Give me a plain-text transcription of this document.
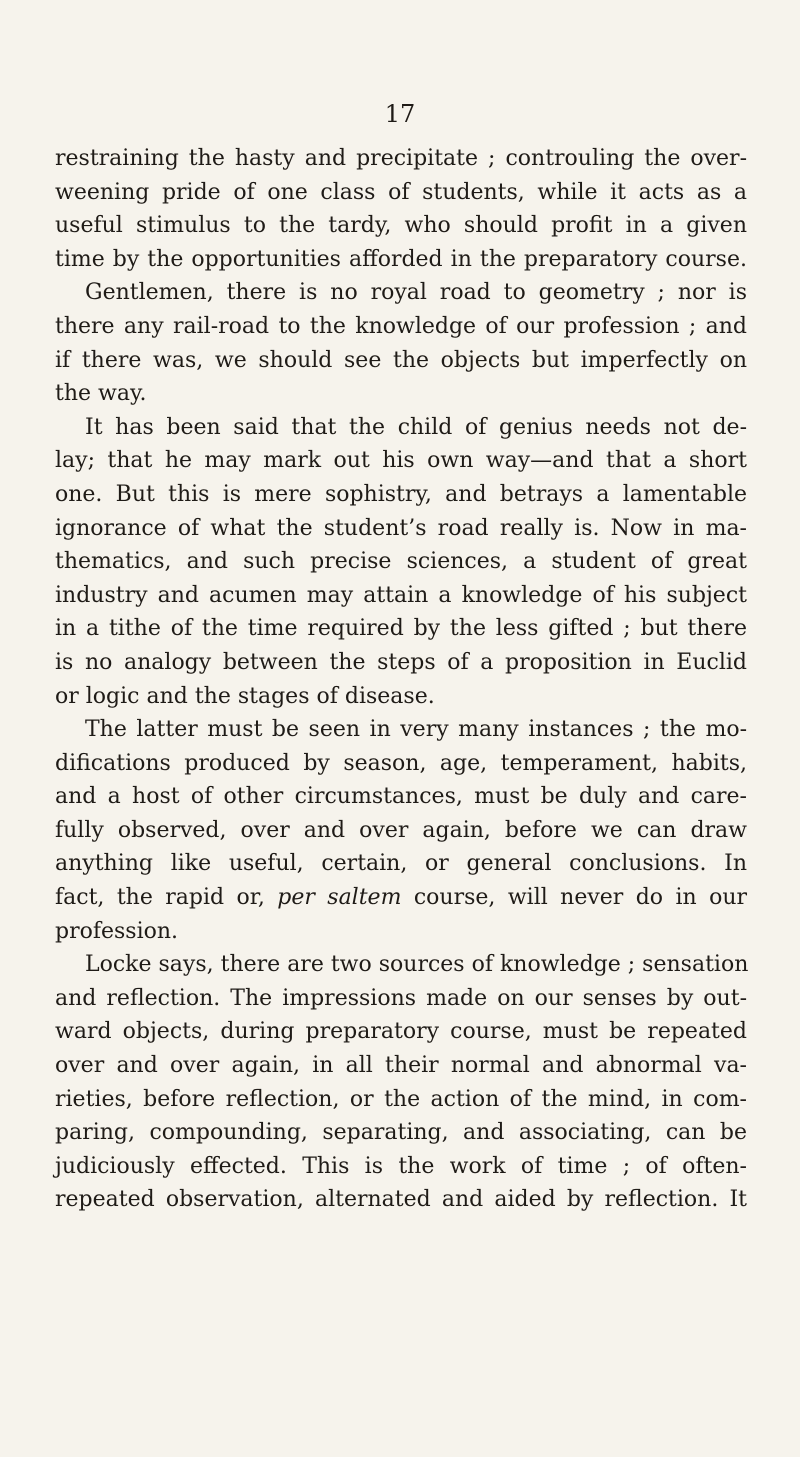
17
restraining the hasty and precipitate ; controuling the over-
weening pride of one class of students, while it acts as a
useful stimulus to the tardy, who should profit in a given
time by the opportunities afforded in the preparatory course.
Gentlemen, there is no royal road to geometry ; nor is
there any rail-road to the knowledge of our profession ; and
if there was, we should see the objects but imperfectly on
the way.
It has been said that the child of genius needs not de-
lay; that he may mark out his own way—and that a short
one. But this is mere sophistry, and betrays a lamentable
ignorance of what the student’s road really is. Now in ma-
thematics, and such precise sciences, a student of great
industry and acumen may attain a knowledge of his subject
in a tithe of the time required by the less gifted ; but there
is no analogy between the steps of a proposition in Euclid
or logic and the stages of disease.
The latter must be seen in very many instances ; the mo-
difications produced by season, age, temperament, habits,
and a host of other circumstances, must be duly and care-
fully observed, over and over again, before we can draw
anything like useful, certain, or general conclusions. In
fact, the rapid or, per saltem course, will never do in our
profession.
Locke says, there are two sources of knowledge ; sensation
and reflection. The impressions made on our senses by out-
ward objects, during preparatory course, must be repeated
over and over again, in all their normal and abnormal va-
rieties, before reflection, or the action of the mind, in com-
paring, compounding, separating, and associating, can be
judiciously effected. This is the work of time ; of often-
repeated observation, alternated and aided by reflection. It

◆ **PROBLEM DETAILS**:
Copy every line of the data exactly as written, excluding the pictures.

◆ **REPLY TO THE EXERCISE**:
Give me a plain-text transcription of this document.
17
restraining the hasty and precipitate ; controuling the over-
weening pride of one class of students, while it acts as a
useful stimulus to the tardy, who should profit in a given
time by the opportunities afforded in the preparatory course.
Gentlemen, there is no royal road to geometry ; nor is
there any rail-road to the knowledge of our profession ; and
if there was, we should see the objects but imperfectly on
the way.
It has been said that the child of genius needs not de-
lay; that he may mark out his own way—and that a short
one. But this is mere sophistry, and betrays a lamentable
ignorance of what the student’s road really is. Now in ma-
thematics, and such precise sciences, a student of great
industry and acumen may attain a knowledge of his subject
in a tithe of the time required by the less gifted ; but there
is no analogy between the steps of a proposition in Euclid
or logic and the stages of disease.
The latter must be seen in very many instances ; the mo-
difications produced by season, age, temperament, habits,
and a host of other circumstances, must be duly and care-
fully observed, over and over again, before we can draw
anything like useful, certain, or general conclusions. In
fact, the rapid or, per saltem course, will never do in our
profession.
Locke says, there are two sources of knowledge ; sensation
and reflection. The impressions made on our senses by out-
ward objects, during preparatory course, must be repeated
over and over again, in all their normal and abnormal va-
rieties, before reflection, or the action of the mind, in com-
paring, compounding, separating, and associating, can be
judiciously effected. This is the work of time ; of often-
repeated observation, alternated and aided by reflection. It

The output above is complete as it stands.